▸ What you have to do
Output the data word for word, dropping every image.

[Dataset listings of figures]
+++

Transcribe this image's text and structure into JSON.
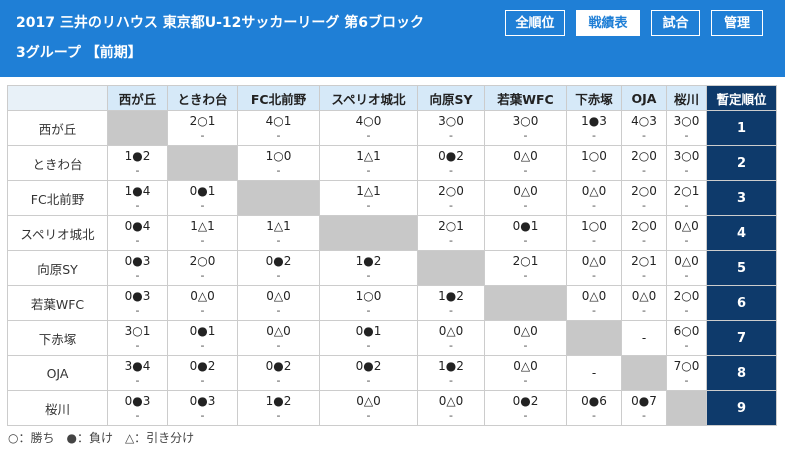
{
  "header": {
    "title_line1": "2017 三井のリハウス 東京都U-12サッカーリーグ 第6ブロック",
    "title_line2": "3グループ 【前期】",
    "buttons": [
      "全順位",
      "戦績表",
      "試合",
      "管理"
    ],
    "active_button": "戦績表",
    "colors": {
      "header_bg": "#1f7fd6",
      "rank_bg": "#0e3a6b",
      "self_cell": "#c8c8c8",
      "col_header_bg": "#d6e9f8"
    }
  },
  "table": {
    "rank_header": "暫定順位",
    "teams": [
      "西が丘",
      "ときわ台",
      "FC北前野",
      "スペリオ城北",
      "向原SY",
      "若葉WFC",
      "下赤塚",
      "OJA",
      "桜川"
    ],
    "row_labels": [
      "西が丘",
      "ときわ台",
      "FC北前野",
      "スペリオ城北",
      "向原SY",
      "若葉WFC",
      "下赤塚",
      "OJA",
      "桜川"
    ],
    "ranks": [
      "1",
      "2",
      "3",
      "4",
      "5",
      "6",
      "7",
      "8",
      "9"
    ],
    "results": [
      [
        null,
        "2○1",
        "4○1",
        "4○0",
        "3○0",
        "3○0",
        "1●3",
        "4○3",
        "3○0"
      ],
      [
        "1●2",
        null,
        "1○0",
        "1△1",
        "0●2",
        "0△0",
        "1○0",
        "2○0",
        "3○0"
      ],
      [
        "1●4",
        "0●1",
        null,
        "1△1",
        "2○0",
        "0△0",
        "0△0",
        "2○0",
        "2○1"
      ],
      [
        "0●4",
        "1△1",
        "1△1",
        null,
        "2○1",
        "0●1",
        "1○0",
        "2○0",
        "0△0"
      ],
      [
        "0●3",
        "2○0",
        "0●2",
        "1●2",
        null,
        "2○1",
        "0△0",
        "2○1",
        "0△0"
      ],
      [
        "0●3",
        "0△0",
        "0△0",
        "1○0",
        "1●2",
        null,
        "0△0",
        "0△0",
        "2○0"
      ],
      [
        "3○1",
        "0●1",
        "0△0",
        "0●1",
        "0△0",
        "0△0",
        null,
        "-",
        "6○0"
      ],
      [
        "3●4",
        "0●2",
        "0●2",
        "0●2",
        "1●2",
        "0△0",
        "-",
        null,
        "7○0"
      ],
      [
        "0●3",
        "0●3",
        "1●2",
        "0△0",
        "0△0",
        "0●2",
        "0●6",
        "0●7",
        null
      ]
    ],
    "second_line": "-"
  },
  "legend": "○：勝ち　●：負け　△：引き分け"
}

+++

▸ Final answer
Transcribe this image's text and structure into JSON.
{
  "header": {
    "title_line1": "2017 三井のリハウス 東京都U-12サッカーリーグ 第6ブロック",
    "title_line2": "3グループ 【前期】",
    "buttons": [
      "全順位",
      "戦績表",
      "試合",
      "管理"
    ],
    "active_button": "戦績表",
    "colors": {
      "header_bg": "#1f7fd6",
      "rank_bg": "#0e3a6b",
      "self_cell": "#c8c8c8",
      "col_header_bg": "#d6e9f8"
    }
  },
  "table": {
    "rank_header": "暫定順位",
    "teams": [
      "西が丘",
      "ときわ台",
      "FC北前野",
      "スペリオ城北",
      "向原SY",
      "若葉WFC",
      "下赤塚",
      "OJA",
      "桜川"
    ],
    "row_labels": [
      "西が丘",
      "ときわ台",
      "FC北前野",
      "スペリオ城北",
      "向原SY",
      "若葉WFC",
      "下赤塚",
      "OJA",
      "桜川"
    ],
    "ranks": [
      "1",
      "2",
      "3",
      "4",
      "5",
      "6",
      "7",
      "8",
      "9"
    ],
    "results": [
      [
        null,
        "2○1",
        "4○1",
        "4○0",
        "3○0",
        "3○0",
        "1●3",
        "4○3",
        "3○0"
      ],
      [
        "1●2",
        null,
        "1○0",
        "1△1",
        "0●2",
        "0△0",
        "1○0",
        "2○0",
        "3○0"
      ],
      [
        "1●4",
        "0●1",
        null,
        "1△1",
        "2○0",
        "0△0",
        "0△0",
        "2○0",
        "2○1"
      ],
      [
        "0●4",
        "1△1",
        "1△1",
        null,
        "2○1",
        "0●1",
        "1○0",
        "2○0",
        "0△0"
      ],
      [
        "0●3",
        "2○0",
        "0●2",
        "1●2",
        null,
        "2○1",
        "0△0",
        "2○1",
        "0△0"
      ],
      [
        "0●3",
        "0△0",
        "0△0",
        "1○0",
        "1●2",
        null,
        "0△0",
        "0△0",
        "2○0"
      ],
      [
        "3○1",
        "0●1",
        "0△0",
        "0●1",
        "0△0",
        "0△0",
        null,
        "-",
        "6○0"
      ],
      [
        "3●4",
        "0●2",
        "0●2",
        "0●2",
        "1●2",
        "0△0",
        "-",
        null,
        "7○0"
      ],
      [
        "0●3",
        "0●3",
        "1●2",
        "0△0",
        "0△0",
        "0●2",
        "0●6",
        "0●7",
        null
      ]
    ],
    "second_line": "-"
  },
  "legend": "○：勝ち　●：負け　△：引き分け"
}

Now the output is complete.